(Saved data entries)
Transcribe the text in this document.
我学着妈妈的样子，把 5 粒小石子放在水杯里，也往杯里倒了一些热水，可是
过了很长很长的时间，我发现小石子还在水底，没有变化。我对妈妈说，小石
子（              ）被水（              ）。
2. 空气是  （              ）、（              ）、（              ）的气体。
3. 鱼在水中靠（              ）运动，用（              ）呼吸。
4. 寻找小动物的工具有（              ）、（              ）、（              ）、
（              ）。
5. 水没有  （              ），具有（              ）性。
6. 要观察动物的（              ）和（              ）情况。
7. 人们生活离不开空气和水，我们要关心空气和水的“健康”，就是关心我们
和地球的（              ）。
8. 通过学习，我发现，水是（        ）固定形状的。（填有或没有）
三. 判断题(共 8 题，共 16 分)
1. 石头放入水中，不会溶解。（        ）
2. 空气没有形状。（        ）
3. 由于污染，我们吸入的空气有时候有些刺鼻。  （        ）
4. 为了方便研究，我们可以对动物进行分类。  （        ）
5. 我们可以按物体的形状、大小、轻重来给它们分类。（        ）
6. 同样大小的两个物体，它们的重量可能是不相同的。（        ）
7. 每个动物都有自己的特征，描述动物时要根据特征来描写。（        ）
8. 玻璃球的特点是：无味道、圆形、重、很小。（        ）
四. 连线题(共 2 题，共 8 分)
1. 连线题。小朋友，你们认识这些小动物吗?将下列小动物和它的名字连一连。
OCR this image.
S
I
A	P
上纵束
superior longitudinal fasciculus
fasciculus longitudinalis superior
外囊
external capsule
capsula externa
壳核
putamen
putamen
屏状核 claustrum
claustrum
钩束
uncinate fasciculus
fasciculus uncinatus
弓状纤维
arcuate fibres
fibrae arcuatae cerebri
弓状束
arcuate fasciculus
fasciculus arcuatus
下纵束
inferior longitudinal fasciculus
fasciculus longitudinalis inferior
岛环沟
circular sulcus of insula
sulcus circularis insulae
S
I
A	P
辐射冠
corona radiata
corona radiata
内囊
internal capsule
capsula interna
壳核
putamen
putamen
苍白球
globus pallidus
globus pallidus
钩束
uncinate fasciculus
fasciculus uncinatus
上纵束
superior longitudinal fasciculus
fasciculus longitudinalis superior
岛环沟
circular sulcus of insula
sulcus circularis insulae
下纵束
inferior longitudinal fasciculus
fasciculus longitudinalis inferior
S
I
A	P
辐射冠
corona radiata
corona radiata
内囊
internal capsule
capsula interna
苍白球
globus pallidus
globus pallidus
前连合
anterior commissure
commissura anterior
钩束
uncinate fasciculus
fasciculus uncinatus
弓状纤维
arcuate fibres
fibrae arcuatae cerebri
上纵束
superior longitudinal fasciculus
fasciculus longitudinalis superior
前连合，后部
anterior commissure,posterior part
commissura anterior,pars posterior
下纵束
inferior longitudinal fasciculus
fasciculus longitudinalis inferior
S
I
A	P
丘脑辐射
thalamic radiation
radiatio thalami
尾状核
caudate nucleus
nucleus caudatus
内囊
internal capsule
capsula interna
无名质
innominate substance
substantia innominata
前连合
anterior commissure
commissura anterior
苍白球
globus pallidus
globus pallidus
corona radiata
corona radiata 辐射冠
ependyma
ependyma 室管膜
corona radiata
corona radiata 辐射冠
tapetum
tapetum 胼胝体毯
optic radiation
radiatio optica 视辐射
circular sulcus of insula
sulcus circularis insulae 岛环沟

_Request_
Return the full listing, character for character.

_Exercise solution_
Transcribe the text in this document.
我学着妈妈的样子，把 5 粒小石子放在水杯里，也往杯里倒了一些热水，可是
过了很长很长的时间，我发现小石子还在水底，没有变化。我对妈妈说，小石
子（              ）被水（              ）。
2. 空气是  （              ）、（              ）、（              ）的气体。
3. 鱼在水中靠（              ）运动，用（              ）呼吸。
4. 寻找小动物的工具有（              ）、（              ）、（              ）、
（              ）。
5. 水没有  （              ），具有（              ）性。
6. 要观察动物的（              ）和（              ）情况。
7. 人们生活离不开空气和水，我们要关心空气和水的“健康”，就是关心我们
和地球的（              ）。
8. 通过学习，我发现，水是（        ）固定形状的。（填有或没有）
三. 判断题(共 8 题，共 16 分)
1. 石头放入水中，不会溶解。（        ）
2. 空气没有形状。（        ）
3. 由于污染，我们吸入的空气有时候有些刺鼻。  （        ）
4. 为了方便研究，我们可以对动物进行分类。  （        ）
5. 我们可以按物体的形状、大小、轻重来给它们分类。（        ）
6. 同样大小的两个物体，它们的重量可能是不相同的。（        ）
7. 每个动物都有自己的特征，描述动物时要根据特征来描写。（        ）
8. 玻璃球的特点是：无味道、圆形、重、很小。（        ）
四. 连线题(共 2 题，共 8 分)
1. 连线题。小朋友，你们认识这些小动物吗?将下列小动物和它的名字连一连。
OCR this image.
S
I
A	P
上纵束
superior longitudinal fasciculus
fasciculus longitudinalis superior
外囊
external capsule
capsula externa
壳核
putamen
putamen
屏状核 claustrum
claustrum
钩束
uncinate fasciculus
fasciculus uncinatus
弓状纤维
arcuate fibres
fibrae arcuatae cerebri
弓状束
arcuate fasciculus
fasciculus arcuatus
下纵束
inferior longitudinal fasciculus
fasciculus longitudinalis inferior
岛环沟
circular sulcus of insula
sulcus circularis insulae
S
I
A	P
辐射冠
corona radiata
corona radiata
内囊
internal capsule
capsula interna
壳核
putamen
putamen
苍白球
globus pallidus
globus pallidus
钩束
uncinate fasciculus
fasciculus uncinatus
上纵束
superior longitudinal fasciculus
fasciculus longitudinalis superior
岛环沟
circular sulcus of insula
sulcus circularis insulae
下纵束
inferior longitudinal fasciculus
fasciculus longitudinalis inferior
S
I
A	P
辐射冠
corona radiata
corona radiata
内囊
internal capsule
capsula interna
苍白球
globus pallidus
globus pallidus
前连合
anterior commissure
commissura anterior
钩束
uncinate fasciculus
fasciculus uncinatus
弓状纤维
arcuate fibres
fibrae arcuatae cerebri
上纵束
superior longitudinal fasciculus
fasciculus longitudinalis superior
前连合，后部
anterior commissure,posterior part
commissura anterior,pars posterior
下纵束
inferior longitudinal fasciculus
fasciculus longitudinalis inferior
S
I
A	P
丘脑辐射
thalamic radiation
radiatio thalami
尾状核
caudate nucleus
nucleus caudatus
内囊
internal capsule
capsula interna
无名质
innominate substance
substantia innominata
前连合
anterior commissure
commissura anterior
苍白球
globus pallidus
globus pallidus
corona radiata
corona radiata 辐射冠
ependyma
ependyma 室管膜
corona radiata
corona radiata 辐射冠
tapetum
tapetum 胼胝体毯
optic radiation
radiatio optica 视辐射
circular sulcus of insula
sulcus circularis insulae 岛环沟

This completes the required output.